> [Page text dataset records]:
BEGIN
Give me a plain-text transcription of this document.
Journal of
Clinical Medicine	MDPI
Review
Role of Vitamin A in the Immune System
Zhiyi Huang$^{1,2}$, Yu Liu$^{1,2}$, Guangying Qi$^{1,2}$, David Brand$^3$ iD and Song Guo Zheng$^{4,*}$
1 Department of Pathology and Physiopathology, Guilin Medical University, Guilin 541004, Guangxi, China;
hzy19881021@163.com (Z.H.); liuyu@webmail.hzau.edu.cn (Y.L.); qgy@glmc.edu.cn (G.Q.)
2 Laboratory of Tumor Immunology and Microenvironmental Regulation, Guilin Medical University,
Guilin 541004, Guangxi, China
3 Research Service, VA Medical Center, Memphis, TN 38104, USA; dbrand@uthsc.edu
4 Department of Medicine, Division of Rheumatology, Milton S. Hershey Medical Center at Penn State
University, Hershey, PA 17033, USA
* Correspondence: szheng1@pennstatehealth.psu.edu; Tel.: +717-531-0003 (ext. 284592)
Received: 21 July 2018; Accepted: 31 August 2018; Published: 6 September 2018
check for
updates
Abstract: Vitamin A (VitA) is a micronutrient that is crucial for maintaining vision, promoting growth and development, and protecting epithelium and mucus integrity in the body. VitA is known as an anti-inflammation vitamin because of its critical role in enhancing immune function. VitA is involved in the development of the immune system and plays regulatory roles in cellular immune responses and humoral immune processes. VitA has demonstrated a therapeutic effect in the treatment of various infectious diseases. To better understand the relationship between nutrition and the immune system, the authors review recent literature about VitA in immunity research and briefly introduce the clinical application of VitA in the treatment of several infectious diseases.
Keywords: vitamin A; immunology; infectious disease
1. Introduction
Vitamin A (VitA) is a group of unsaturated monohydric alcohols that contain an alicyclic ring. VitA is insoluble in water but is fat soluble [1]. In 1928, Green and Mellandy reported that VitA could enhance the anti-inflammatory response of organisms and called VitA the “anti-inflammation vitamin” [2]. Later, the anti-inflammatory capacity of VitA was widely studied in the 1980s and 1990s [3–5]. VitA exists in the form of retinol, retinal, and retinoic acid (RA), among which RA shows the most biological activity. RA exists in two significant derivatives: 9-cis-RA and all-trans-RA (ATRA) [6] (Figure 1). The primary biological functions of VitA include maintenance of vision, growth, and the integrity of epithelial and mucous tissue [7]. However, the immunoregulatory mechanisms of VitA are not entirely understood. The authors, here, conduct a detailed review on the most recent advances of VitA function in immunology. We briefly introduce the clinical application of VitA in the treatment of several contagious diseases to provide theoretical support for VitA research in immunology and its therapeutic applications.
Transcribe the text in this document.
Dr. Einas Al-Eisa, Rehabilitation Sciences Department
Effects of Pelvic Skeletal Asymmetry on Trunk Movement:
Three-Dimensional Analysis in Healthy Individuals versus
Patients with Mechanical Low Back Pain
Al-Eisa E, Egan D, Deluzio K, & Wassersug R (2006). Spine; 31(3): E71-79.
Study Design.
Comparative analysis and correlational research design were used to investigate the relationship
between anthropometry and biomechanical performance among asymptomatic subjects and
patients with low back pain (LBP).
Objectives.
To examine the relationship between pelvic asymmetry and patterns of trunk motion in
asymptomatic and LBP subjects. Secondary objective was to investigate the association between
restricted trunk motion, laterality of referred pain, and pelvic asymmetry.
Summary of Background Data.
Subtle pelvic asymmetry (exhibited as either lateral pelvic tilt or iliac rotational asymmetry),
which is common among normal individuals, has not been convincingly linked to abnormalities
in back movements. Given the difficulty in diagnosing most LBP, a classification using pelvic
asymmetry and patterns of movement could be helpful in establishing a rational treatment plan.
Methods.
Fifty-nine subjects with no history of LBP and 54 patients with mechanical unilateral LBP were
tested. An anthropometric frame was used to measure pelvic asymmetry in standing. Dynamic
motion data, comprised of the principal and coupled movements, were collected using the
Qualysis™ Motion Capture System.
END
> [What is being asked]: Lines with "this": return each one from the data above.

> [Solution to the exercise]:
Give me a plain-text transcription of this document.
Transcribe the text in this document.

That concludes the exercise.